**GIVEN EXERCISE**: Transcribe word for word the lines spanning the line with "Extract all readable text from this page." through the end of the records.
## BEGIN
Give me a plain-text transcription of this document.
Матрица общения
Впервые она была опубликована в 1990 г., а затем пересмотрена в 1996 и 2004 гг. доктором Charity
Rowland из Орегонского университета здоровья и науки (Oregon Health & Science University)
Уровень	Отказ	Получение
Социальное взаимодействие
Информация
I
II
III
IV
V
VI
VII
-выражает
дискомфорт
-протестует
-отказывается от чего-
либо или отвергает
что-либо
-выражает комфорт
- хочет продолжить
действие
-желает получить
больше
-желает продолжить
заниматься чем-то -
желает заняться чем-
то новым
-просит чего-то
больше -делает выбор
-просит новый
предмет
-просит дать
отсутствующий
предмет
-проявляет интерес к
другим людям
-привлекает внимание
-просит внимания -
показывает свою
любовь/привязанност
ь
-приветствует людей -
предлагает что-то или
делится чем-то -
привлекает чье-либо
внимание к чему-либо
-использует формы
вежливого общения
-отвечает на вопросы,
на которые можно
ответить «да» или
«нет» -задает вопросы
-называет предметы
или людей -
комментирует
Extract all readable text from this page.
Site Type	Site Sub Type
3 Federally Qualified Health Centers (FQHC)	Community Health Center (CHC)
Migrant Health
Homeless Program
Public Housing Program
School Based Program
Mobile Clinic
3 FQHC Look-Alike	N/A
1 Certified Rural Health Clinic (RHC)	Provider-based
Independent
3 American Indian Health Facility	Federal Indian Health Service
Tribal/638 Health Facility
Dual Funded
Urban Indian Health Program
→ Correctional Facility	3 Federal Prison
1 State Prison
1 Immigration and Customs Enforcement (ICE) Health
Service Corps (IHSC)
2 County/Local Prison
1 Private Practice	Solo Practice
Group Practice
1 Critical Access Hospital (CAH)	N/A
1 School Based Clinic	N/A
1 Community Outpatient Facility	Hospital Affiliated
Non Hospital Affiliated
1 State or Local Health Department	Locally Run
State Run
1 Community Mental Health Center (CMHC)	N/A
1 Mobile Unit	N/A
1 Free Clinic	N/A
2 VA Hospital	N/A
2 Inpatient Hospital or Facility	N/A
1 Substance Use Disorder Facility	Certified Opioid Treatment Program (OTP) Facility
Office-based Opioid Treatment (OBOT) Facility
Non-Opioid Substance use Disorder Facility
## END
**EXERCISE RESULT**:
Extract all readable text from this page.
Site Type	Site Sub Type
3 Federally Qualified Health Centers (FQHC)	Community Health Center (CHC)
Migrant Health
Homeless Program
Public Housing Program
School Based Program
Mobile Clinic
3 FQHC Look-Alike	N/A
1 Certified Rural Health Clinic (RHC)	Provider-based
Independent
3 American Indian Health Facility	Federal Indian Health Service
Tribal/638 Health Facility
Dual Funded
Urban Indian Health Program
→ Correctional Facility	3 Federal Prison
1 State Prison
1 Immigration and Customs Enforcement (ICE) Health
Service Corps (IHSC)
2 County/Local Prison
1 Private Practice	Solo Practice
Group Practice
1 Critical Access Hospital (CAH)	N/A
1 School Based Clinic	N/A
1 Community Outpatient Facility	Hospital Affiliated
Non Hospital Affiliated
1 State or Local Health Department	Locally Run
State Run
1 Community Mental Health Center (CMHC)	N/A
1 Mobile Unit	N/A
1 Free Clinic	N/A
2 VA Hospital	N/A
2 Inpatient Hospital or Facility	N/A
1 Substance Use Disorder Facility	Certified Opioid Treatment Program (OTP) Facility
Office-based Opioid Treatment (OBOT) Facility
Non-Opioid Substance use Disorder Facility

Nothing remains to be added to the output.